(Extrait)
· · · · ·

1 – Le marquis d’Argence de Dirac. (G.A.)

 

 

 

 

 

à M. le chevalier de R…..X.

 

A TOULOUSE.

 

Aux Délices, 20 Septembre 1760.

 

 

          Monsieur, je ne me porte pas assez bien pour avoir autant d’esprit que vous. Vous me prenez trop à votre avantage, comme disait Waller à Saint-Evremont. Vous êtes bien bon de lire des choses dont je ne me souviens plus guère ; mais vous avez trop d’esprit pour ne pas voir que la Réception de M. de Montesquieu à l’Académie française, pour s’être moqué d’elle, n’est qu’un trait plaisant, et rien de plus. Faites comme l’Académie, monsieur ; entrez dans la plaisanterie, et surtout ne lisez jamais les discours de M. Mallet (1), à moins que vous n’ayez une insomnie.

· · · · ·

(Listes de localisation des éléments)

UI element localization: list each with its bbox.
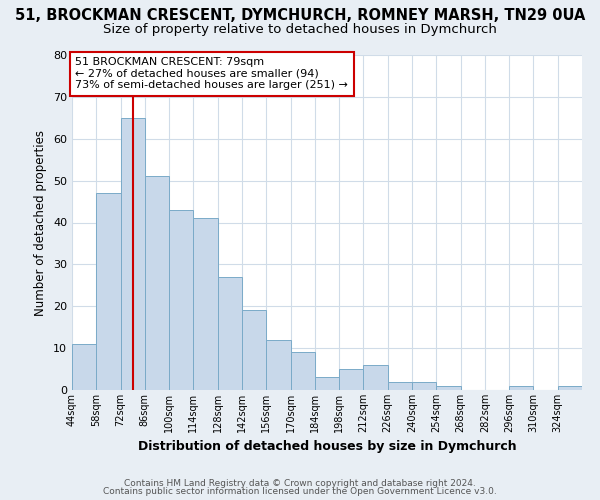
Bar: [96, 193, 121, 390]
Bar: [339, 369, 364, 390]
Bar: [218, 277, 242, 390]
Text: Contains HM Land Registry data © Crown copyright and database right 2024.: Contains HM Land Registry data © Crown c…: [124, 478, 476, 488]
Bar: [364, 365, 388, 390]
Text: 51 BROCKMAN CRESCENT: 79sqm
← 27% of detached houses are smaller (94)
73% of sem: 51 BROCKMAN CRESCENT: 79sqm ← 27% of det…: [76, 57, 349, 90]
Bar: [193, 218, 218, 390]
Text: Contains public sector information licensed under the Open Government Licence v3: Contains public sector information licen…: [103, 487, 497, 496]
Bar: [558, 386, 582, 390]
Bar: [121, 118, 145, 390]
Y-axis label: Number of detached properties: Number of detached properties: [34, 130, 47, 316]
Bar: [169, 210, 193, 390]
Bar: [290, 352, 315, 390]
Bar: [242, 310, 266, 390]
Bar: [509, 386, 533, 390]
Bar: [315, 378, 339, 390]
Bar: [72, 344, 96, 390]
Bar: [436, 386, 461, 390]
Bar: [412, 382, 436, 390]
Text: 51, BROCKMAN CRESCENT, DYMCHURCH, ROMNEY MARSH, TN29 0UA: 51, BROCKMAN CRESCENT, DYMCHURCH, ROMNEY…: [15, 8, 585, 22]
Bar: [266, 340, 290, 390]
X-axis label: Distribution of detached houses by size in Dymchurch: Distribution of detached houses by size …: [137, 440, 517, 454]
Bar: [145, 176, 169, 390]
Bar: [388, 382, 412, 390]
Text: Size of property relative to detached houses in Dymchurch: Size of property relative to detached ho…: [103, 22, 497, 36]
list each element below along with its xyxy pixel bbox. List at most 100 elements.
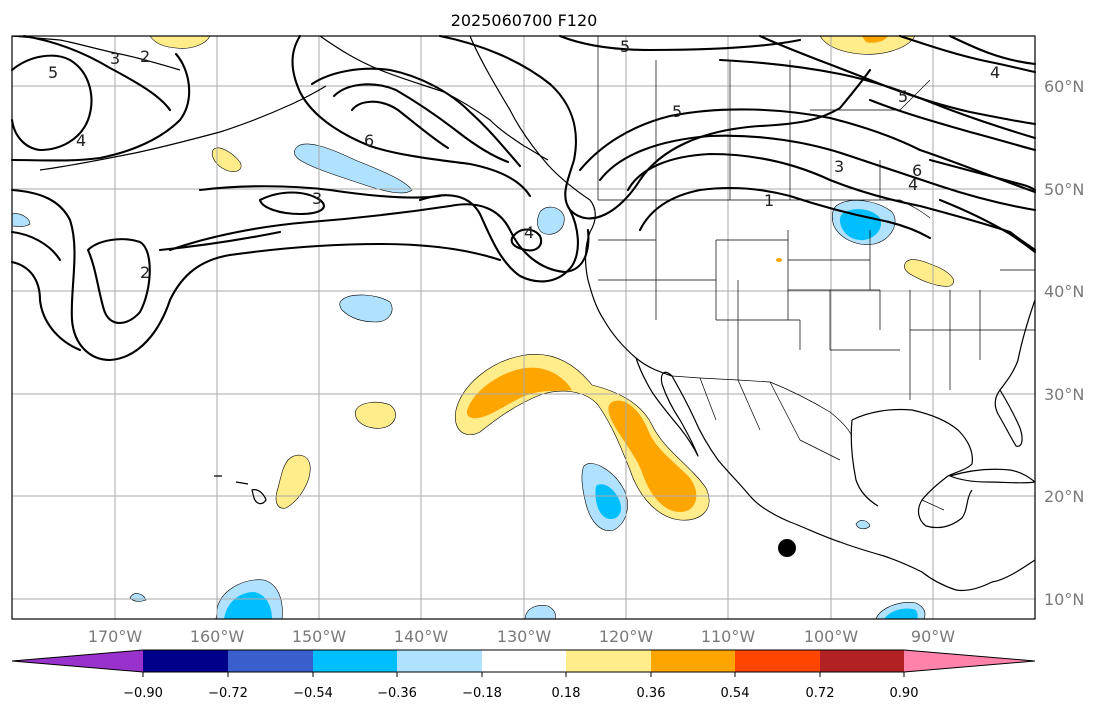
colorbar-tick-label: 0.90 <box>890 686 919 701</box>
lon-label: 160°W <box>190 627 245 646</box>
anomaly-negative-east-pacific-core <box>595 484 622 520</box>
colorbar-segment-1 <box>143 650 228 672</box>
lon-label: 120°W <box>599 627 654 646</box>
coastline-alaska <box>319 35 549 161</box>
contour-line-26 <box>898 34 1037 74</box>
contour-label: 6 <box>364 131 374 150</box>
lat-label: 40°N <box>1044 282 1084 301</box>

· · · · ·

(Consignes et exigences)
Répondez brièvement aux questions suivantes sur la lettre.
(a) De quel lieu et à quelle date la lettre est-elle écrite ?
(b) Dans quelle ville réside son destinataire ?
(c) Selon la lettre, de qui ne faut-il lire les discours qu'en cas d'insomnie ?
Les enregistrements n'ont aucun rapport avec la lettre.

(Résultat obtenu)
(a) Aux Délices, le 20 septembre 1760.
(b) À Toulouse.
(c) De M. Mallet.